Your task - How many lines in these records hold the string "text"? State only that number.

Available data -
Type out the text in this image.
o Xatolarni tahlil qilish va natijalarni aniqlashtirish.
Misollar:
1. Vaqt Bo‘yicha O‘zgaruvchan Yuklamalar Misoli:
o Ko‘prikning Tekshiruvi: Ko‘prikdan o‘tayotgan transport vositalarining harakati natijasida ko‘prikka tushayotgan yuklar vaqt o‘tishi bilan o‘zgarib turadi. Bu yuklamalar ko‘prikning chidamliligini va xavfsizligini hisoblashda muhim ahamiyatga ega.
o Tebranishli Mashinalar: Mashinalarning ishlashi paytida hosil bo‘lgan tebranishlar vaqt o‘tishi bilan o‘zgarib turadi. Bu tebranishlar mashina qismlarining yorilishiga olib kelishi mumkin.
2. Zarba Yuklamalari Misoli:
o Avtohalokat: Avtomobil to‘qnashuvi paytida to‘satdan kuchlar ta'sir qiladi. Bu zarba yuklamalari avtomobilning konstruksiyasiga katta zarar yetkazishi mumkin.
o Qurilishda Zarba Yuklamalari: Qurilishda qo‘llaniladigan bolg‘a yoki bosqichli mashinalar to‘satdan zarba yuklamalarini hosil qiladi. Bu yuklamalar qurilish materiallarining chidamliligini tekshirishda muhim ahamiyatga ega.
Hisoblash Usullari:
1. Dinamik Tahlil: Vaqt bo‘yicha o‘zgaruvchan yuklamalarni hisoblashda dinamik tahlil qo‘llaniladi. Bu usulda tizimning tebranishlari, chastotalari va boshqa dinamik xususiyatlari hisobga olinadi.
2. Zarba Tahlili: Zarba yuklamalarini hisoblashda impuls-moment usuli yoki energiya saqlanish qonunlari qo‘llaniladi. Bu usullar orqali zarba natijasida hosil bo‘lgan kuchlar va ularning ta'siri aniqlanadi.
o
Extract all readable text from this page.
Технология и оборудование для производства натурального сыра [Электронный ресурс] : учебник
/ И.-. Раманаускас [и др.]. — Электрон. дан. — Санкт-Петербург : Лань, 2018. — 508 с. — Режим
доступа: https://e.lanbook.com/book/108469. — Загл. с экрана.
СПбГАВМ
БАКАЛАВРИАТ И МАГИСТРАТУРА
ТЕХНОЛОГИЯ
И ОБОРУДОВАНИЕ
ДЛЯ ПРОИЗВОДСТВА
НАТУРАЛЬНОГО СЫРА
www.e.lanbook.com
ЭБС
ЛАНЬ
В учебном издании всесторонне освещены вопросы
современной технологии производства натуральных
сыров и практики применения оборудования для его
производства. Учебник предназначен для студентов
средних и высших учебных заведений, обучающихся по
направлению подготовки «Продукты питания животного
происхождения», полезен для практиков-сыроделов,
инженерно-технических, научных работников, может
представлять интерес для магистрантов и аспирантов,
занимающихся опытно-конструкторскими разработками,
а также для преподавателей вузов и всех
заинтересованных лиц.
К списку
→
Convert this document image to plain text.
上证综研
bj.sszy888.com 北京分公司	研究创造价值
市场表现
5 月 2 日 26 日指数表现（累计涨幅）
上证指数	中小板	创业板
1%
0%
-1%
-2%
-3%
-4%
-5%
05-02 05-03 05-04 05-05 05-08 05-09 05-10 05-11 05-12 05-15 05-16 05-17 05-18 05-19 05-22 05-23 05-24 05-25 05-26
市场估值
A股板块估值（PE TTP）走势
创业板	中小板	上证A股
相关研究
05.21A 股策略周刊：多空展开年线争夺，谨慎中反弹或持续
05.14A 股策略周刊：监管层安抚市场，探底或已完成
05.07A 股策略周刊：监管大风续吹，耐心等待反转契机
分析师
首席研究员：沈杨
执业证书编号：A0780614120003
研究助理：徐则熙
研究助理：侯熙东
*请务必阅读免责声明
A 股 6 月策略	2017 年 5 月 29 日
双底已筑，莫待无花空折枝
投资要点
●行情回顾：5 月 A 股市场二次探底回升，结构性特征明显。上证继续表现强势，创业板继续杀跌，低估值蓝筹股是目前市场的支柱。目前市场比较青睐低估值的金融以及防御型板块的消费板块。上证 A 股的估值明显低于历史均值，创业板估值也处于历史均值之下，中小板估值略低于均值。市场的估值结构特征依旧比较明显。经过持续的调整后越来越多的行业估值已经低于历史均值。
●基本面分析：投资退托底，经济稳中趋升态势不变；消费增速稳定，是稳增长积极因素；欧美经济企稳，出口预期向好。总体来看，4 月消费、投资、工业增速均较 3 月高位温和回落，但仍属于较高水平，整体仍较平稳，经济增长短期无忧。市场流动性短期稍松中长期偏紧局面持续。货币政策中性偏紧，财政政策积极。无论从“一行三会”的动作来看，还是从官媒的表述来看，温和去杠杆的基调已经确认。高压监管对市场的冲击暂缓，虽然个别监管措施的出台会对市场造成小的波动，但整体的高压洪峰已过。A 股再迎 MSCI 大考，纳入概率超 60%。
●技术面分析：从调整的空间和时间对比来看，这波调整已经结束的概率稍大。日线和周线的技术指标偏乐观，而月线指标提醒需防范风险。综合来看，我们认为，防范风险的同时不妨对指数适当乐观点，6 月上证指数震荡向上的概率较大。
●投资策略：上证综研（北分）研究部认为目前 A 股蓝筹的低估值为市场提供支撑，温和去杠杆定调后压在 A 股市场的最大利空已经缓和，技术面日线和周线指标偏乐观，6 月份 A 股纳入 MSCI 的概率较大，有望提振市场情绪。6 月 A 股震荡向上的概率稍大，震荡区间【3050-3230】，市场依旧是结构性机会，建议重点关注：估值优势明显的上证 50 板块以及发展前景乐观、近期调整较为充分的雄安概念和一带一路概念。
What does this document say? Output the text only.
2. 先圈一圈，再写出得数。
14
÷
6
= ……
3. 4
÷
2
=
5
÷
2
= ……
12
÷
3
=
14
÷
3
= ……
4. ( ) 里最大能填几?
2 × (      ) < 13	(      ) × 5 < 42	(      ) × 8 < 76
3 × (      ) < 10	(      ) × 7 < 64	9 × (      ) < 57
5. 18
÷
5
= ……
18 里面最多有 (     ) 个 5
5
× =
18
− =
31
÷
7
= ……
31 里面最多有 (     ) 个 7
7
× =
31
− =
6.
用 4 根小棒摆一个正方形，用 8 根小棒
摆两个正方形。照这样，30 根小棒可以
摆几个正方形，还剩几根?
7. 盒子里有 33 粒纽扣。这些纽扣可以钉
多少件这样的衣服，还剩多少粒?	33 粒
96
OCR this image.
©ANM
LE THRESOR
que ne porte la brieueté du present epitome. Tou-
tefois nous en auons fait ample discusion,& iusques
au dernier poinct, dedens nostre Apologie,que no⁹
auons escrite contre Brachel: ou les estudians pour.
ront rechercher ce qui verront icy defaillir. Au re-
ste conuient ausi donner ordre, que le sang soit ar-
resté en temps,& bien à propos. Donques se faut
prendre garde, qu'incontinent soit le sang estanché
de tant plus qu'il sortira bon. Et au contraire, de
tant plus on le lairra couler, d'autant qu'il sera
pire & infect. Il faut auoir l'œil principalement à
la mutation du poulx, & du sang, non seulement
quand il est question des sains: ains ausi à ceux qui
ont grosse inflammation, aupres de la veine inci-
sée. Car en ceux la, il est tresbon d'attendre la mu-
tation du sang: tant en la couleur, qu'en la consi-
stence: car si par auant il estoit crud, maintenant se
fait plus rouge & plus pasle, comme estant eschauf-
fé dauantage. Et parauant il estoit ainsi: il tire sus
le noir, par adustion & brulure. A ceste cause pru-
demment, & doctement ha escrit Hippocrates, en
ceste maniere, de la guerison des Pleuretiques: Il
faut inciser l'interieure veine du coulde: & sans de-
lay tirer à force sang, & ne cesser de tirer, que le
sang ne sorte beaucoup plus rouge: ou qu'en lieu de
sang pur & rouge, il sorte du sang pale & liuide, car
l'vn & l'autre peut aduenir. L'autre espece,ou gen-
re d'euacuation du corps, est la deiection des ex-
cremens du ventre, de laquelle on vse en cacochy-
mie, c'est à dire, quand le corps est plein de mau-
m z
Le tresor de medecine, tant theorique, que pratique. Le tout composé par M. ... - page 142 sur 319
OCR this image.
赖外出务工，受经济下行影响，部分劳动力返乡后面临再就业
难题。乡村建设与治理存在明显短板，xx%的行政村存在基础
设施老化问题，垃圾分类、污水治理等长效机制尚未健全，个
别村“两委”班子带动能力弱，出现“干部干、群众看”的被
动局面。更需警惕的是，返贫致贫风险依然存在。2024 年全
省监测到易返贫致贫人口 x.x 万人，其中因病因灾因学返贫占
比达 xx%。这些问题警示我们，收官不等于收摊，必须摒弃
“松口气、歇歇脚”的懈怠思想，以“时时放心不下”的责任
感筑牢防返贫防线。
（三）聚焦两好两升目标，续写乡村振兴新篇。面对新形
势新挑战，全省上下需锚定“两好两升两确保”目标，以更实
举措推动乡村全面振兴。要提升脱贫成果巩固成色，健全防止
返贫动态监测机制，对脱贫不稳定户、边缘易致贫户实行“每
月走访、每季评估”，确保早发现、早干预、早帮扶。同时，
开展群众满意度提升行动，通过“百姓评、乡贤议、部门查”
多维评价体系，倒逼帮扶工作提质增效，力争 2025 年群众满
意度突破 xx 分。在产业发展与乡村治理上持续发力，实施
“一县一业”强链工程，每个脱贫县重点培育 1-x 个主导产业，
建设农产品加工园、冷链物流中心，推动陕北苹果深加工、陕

Expected answer - 4